[Start of Supplied material]

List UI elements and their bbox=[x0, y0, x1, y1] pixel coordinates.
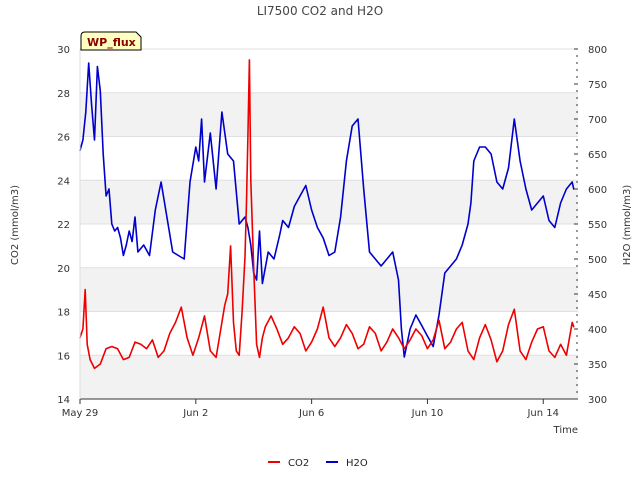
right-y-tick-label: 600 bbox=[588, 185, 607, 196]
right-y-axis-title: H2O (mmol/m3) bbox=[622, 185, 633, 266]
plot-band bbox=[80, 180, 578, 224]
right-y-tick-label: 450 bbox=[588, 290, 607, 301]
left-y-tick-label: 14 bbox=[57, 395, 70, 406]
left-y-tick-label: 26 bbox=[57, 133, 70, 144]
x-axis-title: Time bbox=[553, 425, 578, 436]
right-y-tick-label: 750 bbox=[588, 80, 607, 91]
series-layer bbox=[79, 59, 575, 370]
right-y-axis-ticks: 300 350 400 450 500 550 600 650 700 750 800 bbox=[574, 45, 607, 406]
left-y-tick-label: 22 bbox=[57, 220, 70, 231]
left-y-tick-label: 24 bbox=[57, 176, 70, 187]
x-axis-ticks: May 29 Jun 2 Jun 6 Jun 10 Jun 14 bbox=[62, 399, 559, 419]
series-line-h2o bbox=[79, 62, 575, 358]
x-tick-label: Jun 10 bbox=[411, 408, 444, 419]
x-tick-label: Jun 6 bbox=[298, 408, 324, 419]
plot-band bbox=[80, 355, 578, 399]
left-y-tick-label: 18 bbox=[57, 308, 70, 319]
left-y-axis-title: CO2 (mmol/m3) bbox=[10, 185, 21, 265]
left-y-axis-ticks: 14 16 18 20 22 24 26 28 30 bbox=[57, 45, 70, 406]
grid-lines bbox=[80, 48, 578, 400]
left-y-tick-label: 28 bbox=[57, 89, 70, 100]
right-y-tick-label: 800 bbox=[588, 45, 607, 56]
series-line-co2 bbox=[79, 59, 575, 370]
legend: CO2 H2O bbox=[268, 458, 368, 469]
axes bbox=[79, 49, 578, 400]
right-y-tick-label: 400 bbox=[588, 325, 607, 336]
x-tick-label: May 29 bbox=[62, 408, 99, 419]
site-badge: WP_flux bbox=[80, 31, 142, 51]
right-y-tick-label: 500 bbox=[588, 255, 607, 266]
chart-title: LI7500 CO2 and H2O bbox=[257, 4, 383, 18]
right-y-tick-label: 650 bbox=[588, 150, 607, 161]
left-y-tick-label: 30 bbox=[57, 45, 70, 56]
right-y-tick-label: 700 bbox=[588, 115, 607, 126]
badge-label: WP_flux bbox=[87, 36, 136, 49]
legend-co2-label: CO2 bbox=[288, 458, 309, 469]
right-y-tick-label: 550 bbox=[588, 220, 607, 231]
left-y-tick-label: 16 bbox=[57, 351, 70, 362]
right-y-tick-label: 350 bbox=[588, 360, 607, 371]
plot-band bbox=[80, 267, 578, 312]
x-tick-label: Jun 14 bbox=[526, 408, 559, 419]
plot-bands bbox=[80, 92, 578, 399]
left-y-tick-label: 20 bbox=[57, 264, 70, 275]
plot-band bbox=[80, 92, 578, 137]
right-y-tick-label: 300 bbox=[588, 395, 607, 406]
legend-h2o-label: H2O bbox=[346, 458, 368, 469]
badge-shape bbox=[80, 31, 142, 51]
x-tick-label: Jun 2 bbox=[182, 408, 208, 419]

[End of Supplied material]
[Start of Supplied material]

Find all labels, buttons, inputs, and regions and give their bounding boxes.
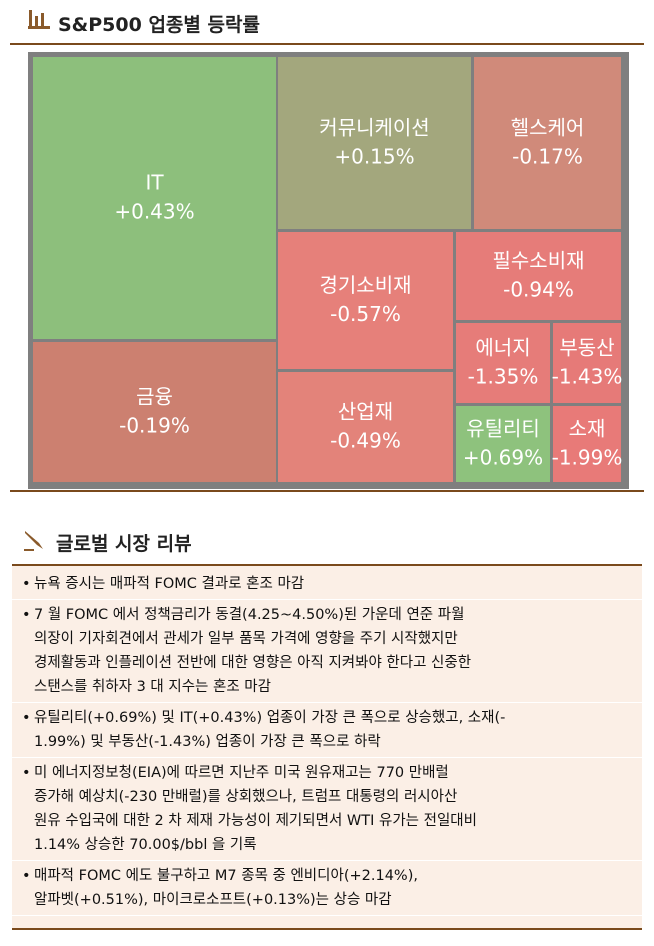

[End of Supplied material]

Objective: Express the part of the material that opens with the line containing "List UI elements" and closes with the line containing "left-y-tick-label: 22 bbox=[57, 220, 70, 231]" as a Markdown table with the columns Row and Entry, giving each line its own numbered row and skipping blank lines. Leave the pictures out of the table.

Full solution:
| Row | Entry |
|---|---|
| 1 | List UI elements and their bbox=[x0, y0, x1, y1] pixel coordinates. |
| 2 | right-y-tick-label: 600 bbox=[588, 185, 607, 196] |
| 3 | right-y-axis-title: H2O (mmol/m3) bbox=[622, 185, 633, 266] |
| 4 | plot-band bbox=[80, 180, 578, 224] |
| 5 | right-y-tick-label: 450 bbox=[588, 290, 607, 301] |
| 6 | left-y-tick-label: 14 bbox=[57, 395, 70, 406] |
| 7 | left-y-tick-label: 26 bbox=[57, 133, 70, 144] |
| 8 | x-axis-title: Time bbox=[553, 425, 578, 436] |
| 9 | right-y-tick-label: 750 bbox=[588, 80, 607, 91] |
| 10 | series-layer bbox=[79, 59, 575, 370] |
| 11 | right-y-axis-ticks: 300 350 400 450 500 550 600 650 700 750 800 bbox=[574, 45, 607, 406] |
| 12 | left-y-tick-label: 22 bbox=[57, 220, 70, 231] |